• Problem to work on: Reproduce every entry exactly, without alteration.
══════════
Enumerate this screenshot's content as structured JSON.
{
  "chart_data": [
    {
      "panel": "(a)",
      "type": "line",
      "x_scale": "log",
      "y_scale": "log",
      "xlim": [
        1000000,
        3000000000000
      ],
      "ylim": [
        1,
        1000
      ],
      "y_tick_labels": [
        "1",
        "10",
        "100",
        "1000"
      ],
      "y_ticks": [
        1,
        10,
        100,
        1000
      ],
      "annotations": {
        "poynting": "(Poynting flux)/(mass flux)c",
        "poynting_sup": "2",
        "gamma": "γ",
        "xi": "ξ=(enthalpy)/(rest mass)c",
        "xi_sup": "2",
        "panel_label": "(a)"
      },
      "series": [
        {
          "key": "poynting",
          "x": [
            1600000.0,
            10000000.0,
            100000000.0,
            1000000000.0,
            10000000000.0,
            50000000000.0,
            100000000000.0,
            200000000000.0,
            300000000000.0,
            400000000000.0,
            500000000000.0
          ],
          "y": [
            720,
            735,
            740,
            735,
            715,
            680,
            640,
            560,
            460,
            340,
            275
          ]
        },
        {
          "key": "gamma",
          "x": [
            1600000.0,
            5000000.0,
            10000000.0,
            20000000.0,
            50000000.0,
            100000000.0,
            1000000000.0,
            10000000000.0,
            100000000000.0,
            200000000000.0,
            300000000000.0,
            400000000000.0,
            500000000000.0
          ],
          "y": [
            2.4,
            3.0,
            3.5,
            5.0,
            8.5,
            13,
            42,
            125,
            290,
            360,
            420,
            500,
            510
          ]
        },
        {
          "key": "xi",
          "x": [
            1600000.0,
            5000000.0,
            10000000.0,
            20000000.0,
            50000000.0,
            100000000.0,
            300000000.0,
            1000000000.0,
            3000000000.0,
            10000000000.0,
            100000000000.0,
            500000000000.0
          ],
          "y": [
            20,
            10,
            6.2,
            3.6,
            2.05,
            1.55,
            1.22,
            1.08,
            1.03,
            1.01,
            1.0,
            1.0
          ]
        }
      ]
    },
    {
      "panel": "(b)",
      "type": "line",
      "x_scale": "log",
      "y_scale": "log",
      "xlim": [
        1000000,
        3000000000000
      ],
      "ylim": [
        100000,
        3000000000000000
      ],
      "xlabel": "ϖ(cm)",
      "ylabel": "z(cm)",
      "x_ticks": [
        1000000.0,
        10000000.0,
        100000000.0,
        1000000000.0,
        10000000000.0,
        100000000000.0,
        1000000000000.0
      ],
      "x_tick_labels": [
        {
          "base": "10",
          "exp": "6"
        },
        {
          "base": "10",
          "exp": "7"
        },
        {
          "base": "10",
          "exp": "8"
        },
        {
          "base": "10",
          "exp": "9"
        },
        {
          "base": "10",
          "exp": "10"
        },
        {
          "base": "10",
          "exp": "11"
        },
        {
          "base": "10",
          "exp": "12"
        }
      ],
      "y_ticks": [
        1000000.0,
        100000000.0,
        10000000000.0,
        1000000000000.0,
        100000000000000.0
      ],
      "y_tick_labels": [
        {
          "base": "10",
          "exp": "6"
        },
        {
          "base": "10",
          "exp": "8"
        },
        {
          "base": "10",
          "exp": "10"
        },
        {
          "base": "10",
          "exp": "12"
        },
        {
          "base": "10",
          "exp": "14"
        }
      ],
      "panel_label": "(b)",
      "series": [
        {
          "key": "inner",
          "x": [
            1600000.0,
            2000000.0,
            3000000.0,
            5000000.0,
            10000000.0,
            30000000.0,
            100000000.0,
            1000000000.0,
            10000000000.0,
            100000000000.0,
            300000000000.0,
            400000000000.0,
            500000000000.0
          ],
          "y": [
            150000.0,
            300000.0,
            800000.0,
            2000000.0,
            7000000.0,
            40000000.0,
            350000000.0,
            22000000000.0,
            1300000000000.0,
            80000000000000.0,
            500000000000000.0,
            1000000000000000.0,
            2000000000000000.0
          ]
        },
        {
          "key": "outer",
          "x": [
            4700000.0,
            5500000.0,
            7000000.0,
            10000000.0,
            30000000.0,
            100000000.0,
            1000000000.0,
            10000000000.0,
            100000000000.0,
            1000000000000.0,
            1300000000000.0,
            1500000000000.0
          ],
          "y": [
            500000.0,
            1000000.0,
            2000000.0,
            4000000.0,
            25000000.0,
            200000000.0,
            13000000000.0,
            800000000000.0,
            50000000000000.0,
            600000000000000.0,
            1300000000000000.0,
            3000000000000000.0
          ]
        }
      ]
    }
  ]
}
══════════
• Task output:
Enumerate this screenshot's content as structured JSON.
{
  "chart_data": [
    {
      "panel": "(a)",
      "type": "line",
      "x_scale": "log",
      "y_scale": "log",
      "xlim": [
        1000000,
        3000000000000
      ],
      "ylim": [
        1,
        1000
      ],
      "y_tick_labels": [
        "1",
        "10",
        "100",
        "1000"
      ],
      "y_ticks": [
        1,
        10,
        100,
        1000
      ],
      "annotations": {
        "poynting": "(Poynting flux)/(mass flux)c",
        "poynting_sup": "2",
        "gamma": "γ",
        "xi": "ξ=(enthalpy)/(rest mass)c",
        "xi_sup": "2",
        "panel_label": "(a)"
      },
      "series": [
        {
          "key": "poynting",
          "x": [
            1600000.0,
            10000000.0,
            100000000.0,
            1000000000.0,
            10000000000.0,
            50000000000.0,
            100000000000.0,
            200000000000.0,
            300000000000.0,
            400000000000.0,
            500000000000.0
          ],
          "y": [
            720,
            735,
            740,
            735,
            715,
            680,
            640,
            560,
            460,
            340,
            275
          ]
        },
        {
          "key": "gamma",
          "x": [
            1600000.0,
            5000000.0,
            10000000.0,
            20000000.0,
            50000000.0,
            100000000.0,
            1000000000.0,
            10000000000.0,
            100000000000.0,
            200000000000.0,
            300000000000.0,
            400000000000.0,
            500000000000.0
          ],
          "y": [
            2.4,
            3.0,
            3.5,
            5.0,
            8.5,
            13,
            42,
            125,
            290,
            360,
            420,
            500,
            510
          ]
        },
        {
          "key": "xi",
          "x": [
            1600000.0,
            5000000.0,
            10000000.0,
            20000000.0,
            50000000.0,
            100000000.0,
            300000000.0,
            1000000000.0,
            3000000000.0,
            10000000000.0,
            100000000000.0,
            500000000000.0
          ],
          "y": [
            20,
            10,
            6.2,
            3.6,
            2.05,
            1.55,
            1.22,
            1.08,
            1.03,
            1.01,
            1.0,
            1.0
          ]
        }
      ]
    },
    {
      "panel": "(b)",
      "type": "line",
      "x_scale": "log",
      "y_scale": "log",
      "xlim": [
        1000000,
        3000000000000
      ],
      "ylim": [
        100000,
        3000000000000000
      ],
      "xlabel": "ϖ(cm)",
      "ylabel": "z(cm)",
      "x_ticks": [
        1000000.0,
        10000000.0,
        100000000.0,
        1000000000.0,
        10000000000.0,
        100000000000.0,
        1000000000000.0
      ],
      "x_tick_labels": [
        {
          "base": "10",
          "exp": "6"
        },
        {
          "base": "10",
          "exp": "7"
        },
        {
          "base": "10",
          "exp": "8"
        },
        {
          "base": "10",
          "exp": "9"
        },
        {
          "base": "10",
          "exp": "10"
        },
        {
          "base": "10",
          "exp": "11"
        },
        {
          "base": "10",
          "exp": "12"
        }
      ],
      "y_ticks": [
        1000000.0,
        100000000.0,
        10000000000.0,
        1000000000000.0,
        100000000000000.0
      ],
      "y_tick_labels": [
        {
          "base": "10",
          "exp": "6"
        },
        {
          "base": "10",
          "exp": "8"
        },
        {
          "base": "10",
          "exp": "10"
        },
        {
          "base": "10",
          "exp": "12"
        },
        {
          "base": "10",
          "exp": "14"
        }
      ],
      "panel_label": "(b)",
      "series": [
        {
          "key": "inner",
          "x": [
            1600000.0,
            2000000.0,
            3000000.0,
            5000000.0,
            10000000.0,
            30000000.0,
            100000000.0,
            1000000000.0,
            10000000000.0,
            100000000000.0,
            300000000000.0,
            400000000000.0,
            500000000000.0
          ],
          "y": [
            150000.0,
            300000.0,
            800000.0,
            2000000.0,
            7000000.0,
            40000000.0,
            350000000.0,
            22000000000.0,
            1300000000000.0,
            80000000000000.0,
            500000000000000.0,
            1000000000000000.0,
            2000000000000000.0
          ]
        },
        {
          "key": "outer",
          "x": [
            4700000.0,
            5500000.0,
            7000000.0,
            10000000.0,
            30000000.0,
            100000000.0,
            1000000000.0,
            10000000000.0,
            100000000000.0,
            1000000000000.0,
            1300000000000.0,
            1500000000000.0
          ],
          "y": [
            500000.0,
            1000000.0,
            2000000.0,
            4000000.0,
            25000000.0,
            200000000.0,
            13000000000.0,
            800000000000.0,
            50000000000000.0,
            600000000000000.0,
            1300000000000000.0,
            3000000000000000.0
          ]
        }
      ]
    }
  ]
}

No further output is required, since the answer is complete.